# TO DO:
Review the material line by line. Identify and copy every line that contains the string "design".

◆ ◆ ◆ ◆

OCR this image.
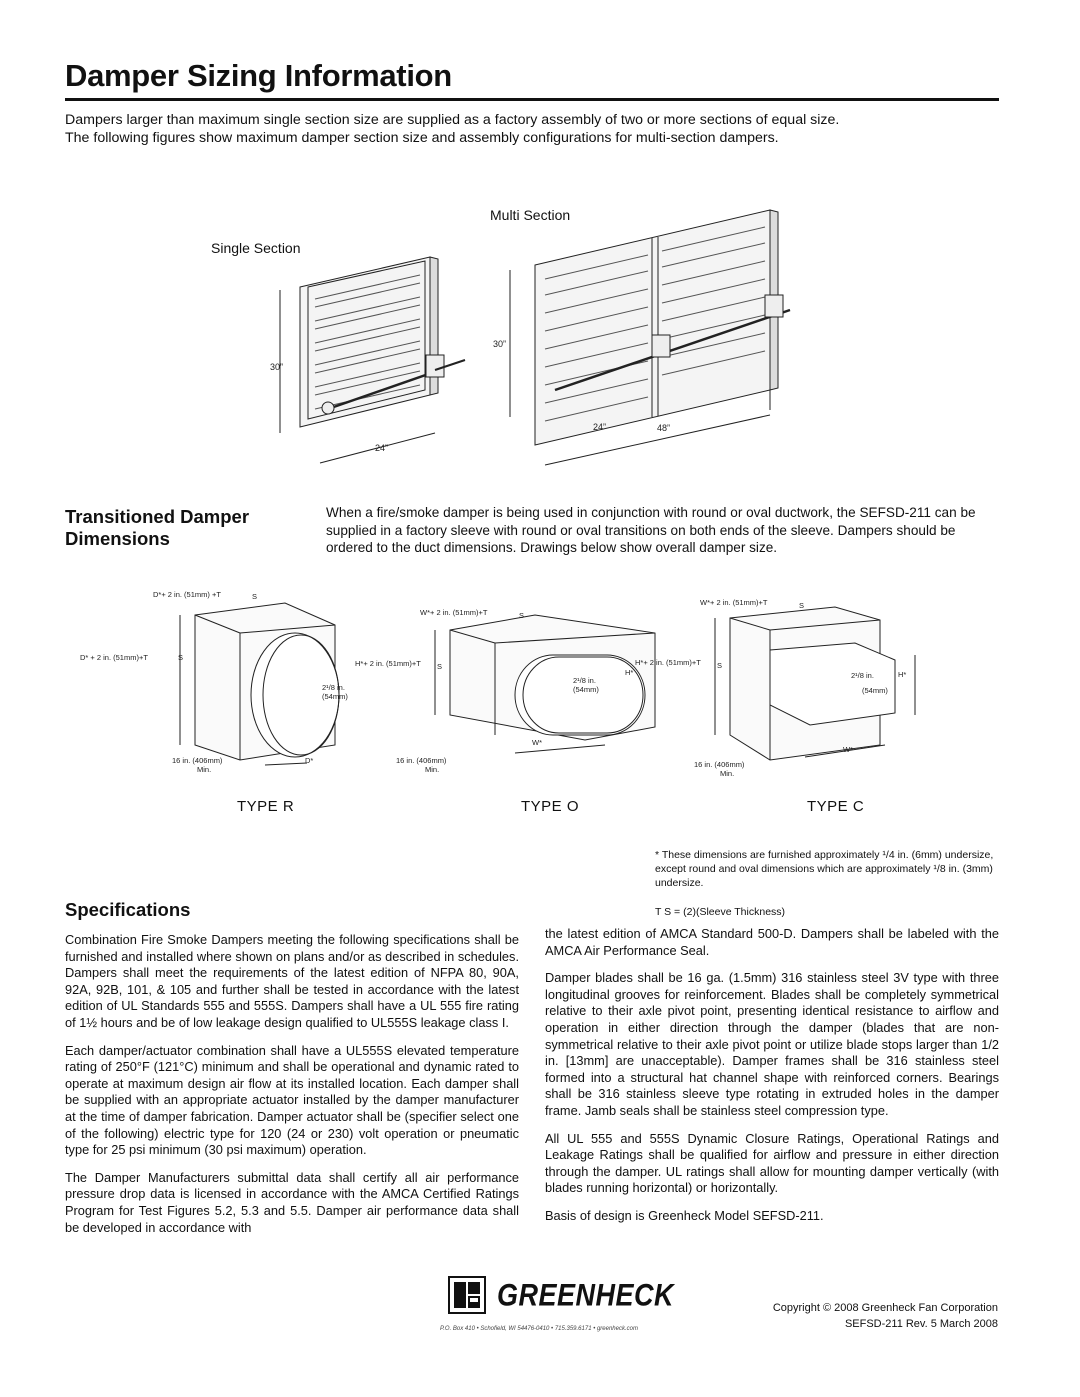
Damper Sizing Information

Dampers larger than maximum single section size are supplied as a factory assembly of two or more sections of equal size.

The following figures show maximum damper section size and assembly configurations for multi-section dampers.

Single Section
Multi Section
30”
24”
30”
24”	48”
Transitioned Damper Dimensions
When a fire/smoke damper is being used in conjunction with round or oval ductwork, the SEFSD-211 can be supplied in a factory sleeve with round or oval transitions on both ends of the sleeve. Dampers should be ordered to the duct dimensions. Drawings below show overall damper size.
D*+ 2 in. (51mm) +T	S
D* + 2 in. (51mm)+T	S
2¹/8 in.
(54mm)
16 in. (406mm)
Min.
D*
W*+ 2 in. (51mm)+T	S
H*+ 2 in. (51mm)+T S
2¹/8 in.
(54mm)
H*
W*
16 in. (406mm)
Min.
W*+ 2 in. (51mm)+T	S
H*+ 2 in. (51mm)+T S
2¹/8 in.
(54mm)
H*
W*
16 in. (406mm)
Min.
TYPE R	TYPE O	TYPE C
* These dimensions are furnished approximately ¹/4 in. (6mm) undersize, except round and oval dimensions which are approximately ¹/8 in. (3mm) undersize.
T S = (2)(Sleeve Thickness)
Specifications

Combination Fire Smoke Dampers meeting the following specifications shall be furnished and installed where shown on plans and/or as described in schedules. Dampers shall meet the requirements of the latest edition of NFPA 80, 90A, 92A, 92B, 101, & 105 and further shall be tested in accordance with the latest edition of UL Standards 555 and 555S. Dampers shall have a UL 555 fire rating of 1½ hours and be of low leakage design qualified to UL555S leakage class I.

Each damper/actuator combination shall have a UL555S elevated temperature rating of 250°F (121°C) minimum and shall be operational and dynamic rated to operate at maximum design air flow at its installed location. Each damper shall be supplied with an appropriate actuator installed by the damper manufacturer at the time of damper fabrication. Damper actuator shall be (specifier select one of the following) electric type for 120 (24 or 230) volt operation or pneumatic type for 25 psi minimum (30 psi maximum) operation.

The Damper Manufacturers submittal data shall certify all air performance pressure drop data is licensed in accordance with the AMCA Certified Ratings Program for Test Figures 5.2, 5.3 and 5.5. Damper air performance data shall be developed in accordance with

the latest edition of AMCA Standard 500-D. Dampers shall be labeled with the AMCA Air Performance Seal.

Damper blades shall be 16 ga. (1.5mm) 316 stainless steel 3V type with three longitudinal grooves for reinforcement. Blades shall be completely symmetrical relative to their axle pivot point, presenting identical resistance to airflow and operation in either direction through the damper (blades that are non-symmetrical relative to their axle pivot point or utilize blade stops larger than 1/2 in. [13mm] are unacceptable). Damper frames shall be 316 stainless steel formed into a structural hat channel shape with reinforced corners. Bearings shall be 316 stainless sleeve type rotating in extruded holes in the damper frame. Jamb seals shall be stainless steel compression type.

All UL 555 and 555S Dynamic Closure Ratings, Operational Ratings and Leakage Ratings shall be qualified for airflow and pressure in either direction through the damper. UL ratings shall allow for mounting damper vertically (with blades running horizontal) or horizontally.

Basis of design is Greenheck Model SEFSD-211.

GREENHECK
P.O. Box 410 • Schofield, WI 54476-0410 • 715.359.6171 • greenheck.com
Copyright © 2008 Greenheck Fan Corporation
SEFSD-211 Rev. 5 March 2008
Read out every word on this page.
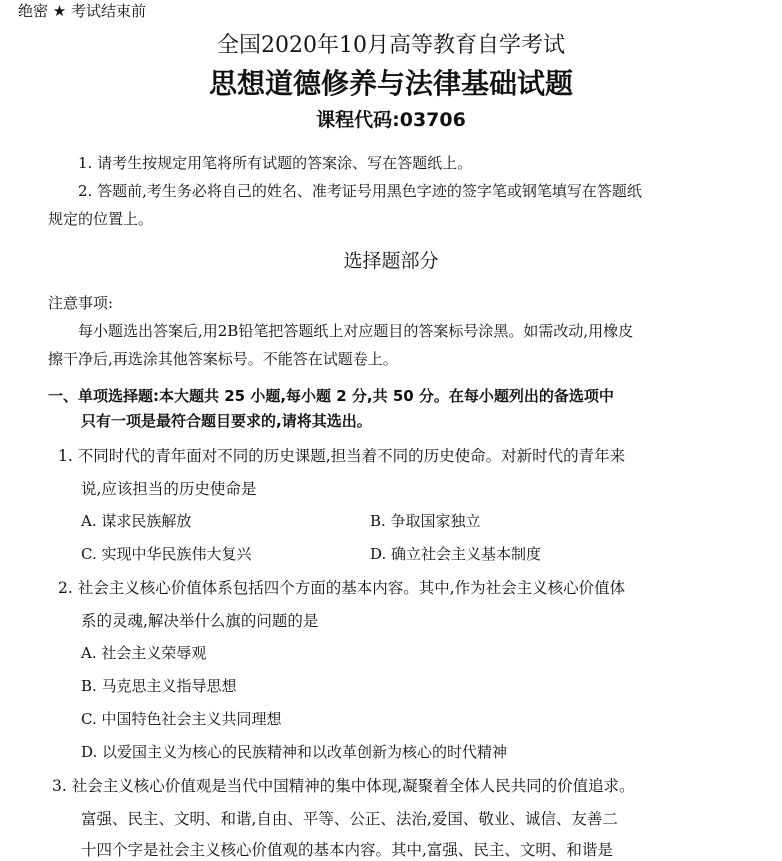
绝密 ★ 考试结束前
全国2020年10月高等教育自学考试
思想道德修养与法律基础试题
课程代码:03706
1. 请考生按规定用笔将所有试题的答案涂、写在答题纸上。
2. 答题前,考生务必将自己的姓名、准考证号用黑色字迹的签字笔或钢笔填写在答题纸
规定的位置上。
选择题部分
注意事项:
每小题选出答案后,用2B铅笔把答题纸上对应题目的答案标号涂黑。如需改动,用橡皮
擦干净后,再选涂其他答案标号。不能答在试题卷上。
一、单项选择题:本大题共 25 小题,每小题 2 分,共 50 分。在每小题列出的备选项中
只有一项是最符合题目要求的,请将其选出。
1. 不同时代的青年面对不同的历史课题,担当着不同的历史使命。对新时代的青年来
说,应该担当的历史使命是
A. 谋求民族解放	B. 争取国家独立
C. 实现中华民族伟大复兴	D. 确立社会主义基本制度
2. 社会主义核心价值体系包括四个方面的基本内容。其中,作为社会主义核心价值体
系的灵魂,解决举什么旗的问题的是
A. 社会主义荣辱观
B. 马克思主义指导思想
C. 中国特色社会主义共同理想
D. 以爱国主义为核心的民族精神和以改革创新为核心的时代精神
3. 社会主义核心价值观是当代中国精神的集中体现,凝聚着全体人民共同的价值追求。
富强、民主、文明、和谐,自由、平等、公正、法治,爱国、敬业、诚信、友善二
十四个字是社会主义核心价值观的基本内容。其中,富强、民主、文明、和谐是
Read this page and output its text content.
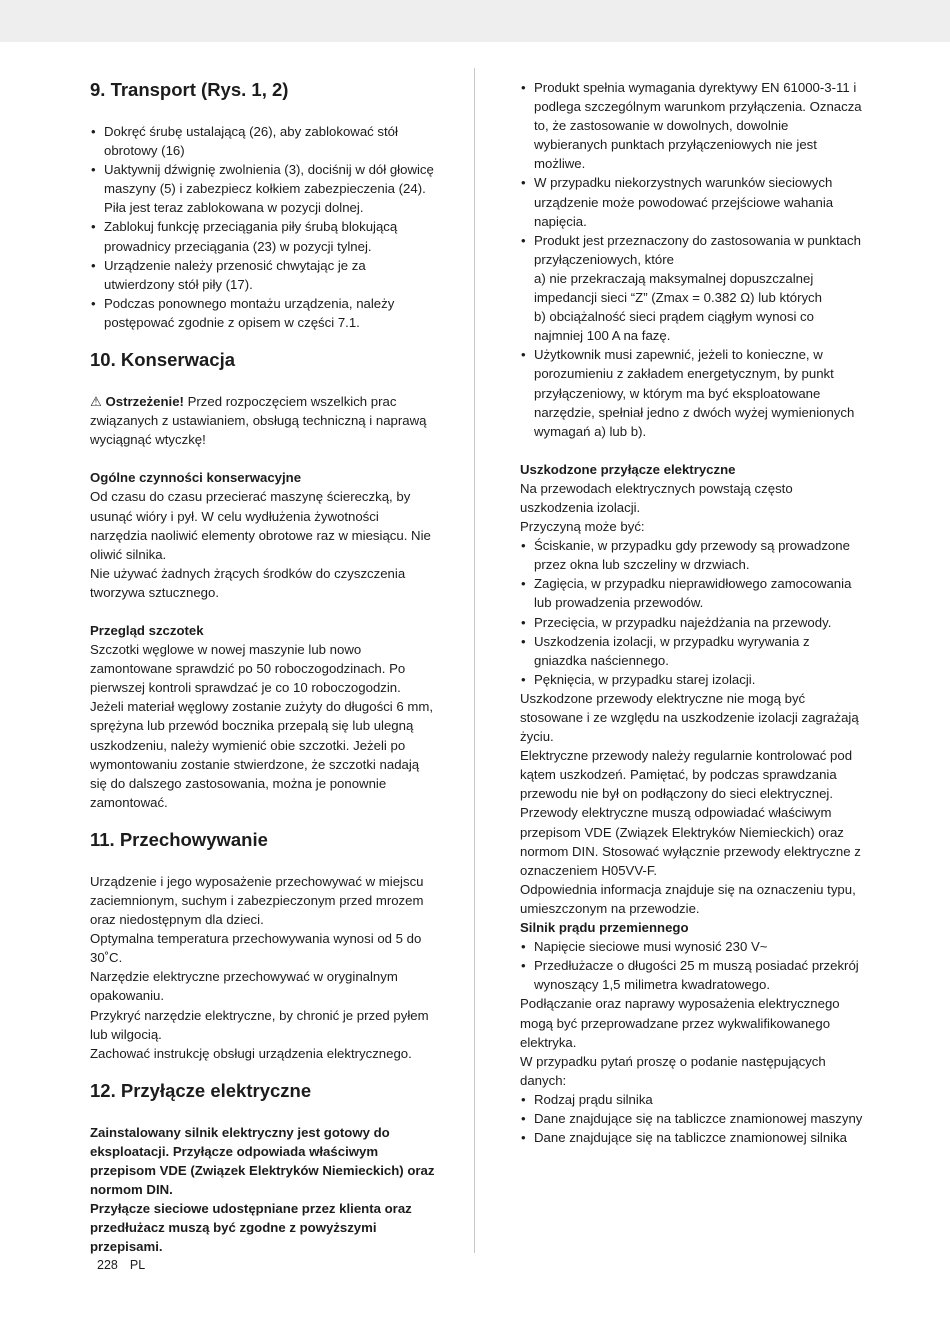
9. Transport (Rys. 1, 2)
• Dokręć śrubę ustalającą (26), aby zablokować stół obrotowy (16)
• Uaktywnij dźwignię zwolnienia (3), dociśnij w dół głowicę maszyny (5) i zabezpiecz kołkiem zabezpieczenia (24). Piła jest teraz zablokowana w pozycji dolnej.
• Zablokuj funkcję przeciągania piły śrubą blokującą prowadnicy przeciągania (23) w pozycji tylnej.
• Urządzenie należy przenosić chwytając je za utwierdzony stół piły (17).
• Podczas ponownego montażu urządzenia, należy postępować zgodnie z opisem w części 7.1.
10. Konserwacja

⚠ Ostrzeżenie! Przed rozpoczęciem wszelkich prac związanych z ustawianiem, obsługą techniczną i naprawą wyciągnąć wtyczkę!

Ogólne czynności konserwacyjne

Od czasu do czasu przecierać maszynę ściereczką, by usunąć wióry i pył. W celu wydłużenia żywotności narzędzia naoliwić elementy obrotowe raz w miesiącu. Nie oliwić silnika.

Nie używać żadnych żrących środków do czyszczenia tworzywa sztucznego.

Przegląd szczotek

Szczotki węglowe w nowej maszynie lub nowo zamontowane sprawdzić po 50 roboczogodzinach. Po pierwszej kontroli sprawdzać je co 10 roboczogodzin.

Jeżeli materiał węglowy zostanie zużyty do długości 6 mm, sprężyna lub przewód bocznika przepalą się lub ulegną uszkodzeniu, należy wymienić obie szczotki. Jeżeli po wymontowaniu zostanie stwierdzone, że szczotki nadają się do dalszego zastosowania, można je ponownie zamontować.

11. Przechowywanie

Urządzenie i jego wyposażenie przechowywać w miejscu zaciemnionym, suchym i zabezpieczonym przed mrozem oraz niedostępnym dla dzieci.

Optymalna temperatura przechowywania wynosi od 5 do 30˚C.

Narzędzie elektryczne przechowywać w oryginalnym opakowaniu.

Przykryć narzędzie elektryczne, by chronić je przed pyłem lub wilgocią.

Zachować instrukcję obsługi urządzenia elektrycznego.

12. Przyłącze elektryczne

Zainstalowany silnik elektryczny jest gotowy do eksploatacji. Przyłącze odpowiada właściwym przepisom VDE (Związek Elektryków Niemieckich) oraz normom DIN.

Przyłącze sieciowe udostępniane przez klienta oraz przedłużacz muszą być zgodne z powyższymi przepisami.

• Produkt spełnia wymagania dyrektywy EN 61000-3-11 i podlega szczególnym warunkom przyłączenia. Oznacza to, że zastosowanie w dowolnych, dowolnie wybieranych punktach przyłączeniowych nie jest możliwe.
• W przypadku niekorzystnych warunków sieciowych urządzenie może powodować przejściowe wahania napięcia.
• Produkt jest przeznaczony do zastosowania w punktach przyłączeniowych, które
a) nie przekraczają maksymalnej dopuszczalnej impedancji sieci “Z” (Zmax = 0.382 Ω) lub których
b) obciążalność sieci prądem ciągłym wynosi co najmniej 100 A na fazę.
• Użytkownik musi zapewnić, jeżeli to konieczne, w porozumieniu z zakładem energetycznym, by punkt przyłączeniowy, w którym ma być eksploatowane narzędzie, spełniał jedno z dwóch wyżej wymienionych wymagań a) lub b).

Uszkodzone przyłącze elektryczne

Na przewodach elektrycznych powstają często uszkodzenia izolacji.

Przyczyną może być:

• Ściskanie, w przypadku gdy przewody są prowadzone przez okna lub szczeliny w drzwiach.
• Zagięcia, w przypadku nieprawidłowego zamocowania lub prowadzenia przewodów.
• Przecięcia, w przypadku najeżdżania na przewody.
• Uszkodzenia izolacji, w przypadku wyrywania z gniazdka naściennego.
• Pęknięcia, w przypadku starej izolacji.

Uszkodzone przewody elektryczne nie mogą być stosowane i ze względu na uszkodzenie izolacji zagrażają życiu.

Elektryczne przewody należy regularnie kontrolować pod kątem uszkodzeń. Pamiętać, by podczas sprawdzania przewodu nie był on podłączony do sieci elektrycznej.

Przewody elektryczne muszą odpowiadać właściwym przepisom VDE (Związek Elektryków Niemieckich) oraz normom DIN. Stosować wyłącznie przewody elektryczne z oznaczeniem H05VV-F.

Odpowiednia informacja znajduje się na oznaczeniu typu, umieszczonym na przewodzie.

Silnik prądu przemiennego

• Napięcie sieciowe musi wynosić 230 V~
• Przedłużacze o długości 25 m muszą posiadać przekrój wynoszący 1,5 milimetra kwadratowego.

Podłączanie oraz naprawy wyposażenia elektrycznego mogą być przeprowadzane przez wykwalifikowanego elektryka.

W przypadku pytań proszę o podanie następujących danych:

• Rodzaj prądu silnika
• Dane znajdujące się na tabliczce znamionowej maszyny
• Dane znajdujące się na tabliczce znamionowej silnika
228 PL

◆ ◆ ◆ ◆

# FINAL RESULT:
Combination Fire Smoke Dampers meeting the following specifications shall be furnished and installed where shown on plans and/or as described in schedules. Dampers shall meet the requirements of the latest edition of NFPA 80, 90A, 92A, 92B, 101, & 105 and further shall be tested in accordance with the latest edition of UL Standards 555 and 555S. Dampers shall have a UL 555 fire rating of 1½ hours and be of low leakage design qualified to UL555S leakage class I.
Each damper/actuator combination shall have a UL555S elevated temperature rating of 250°F (121°C) minimum and shall be operational and dynamic rated to operate at maximum design air flow at its installed location. Each damper shall be supplied with an appropriate actuator installed by the damper manufacturer at the time of damper fabrication. Damper actuator shall be (specifier select one of the following) electric type for 120 (24 or 230) volt operation or pneumatic type for 25 psi minimum (30 psi maximum) operation.
Basis of design is Greenheck Model SEFSD-211.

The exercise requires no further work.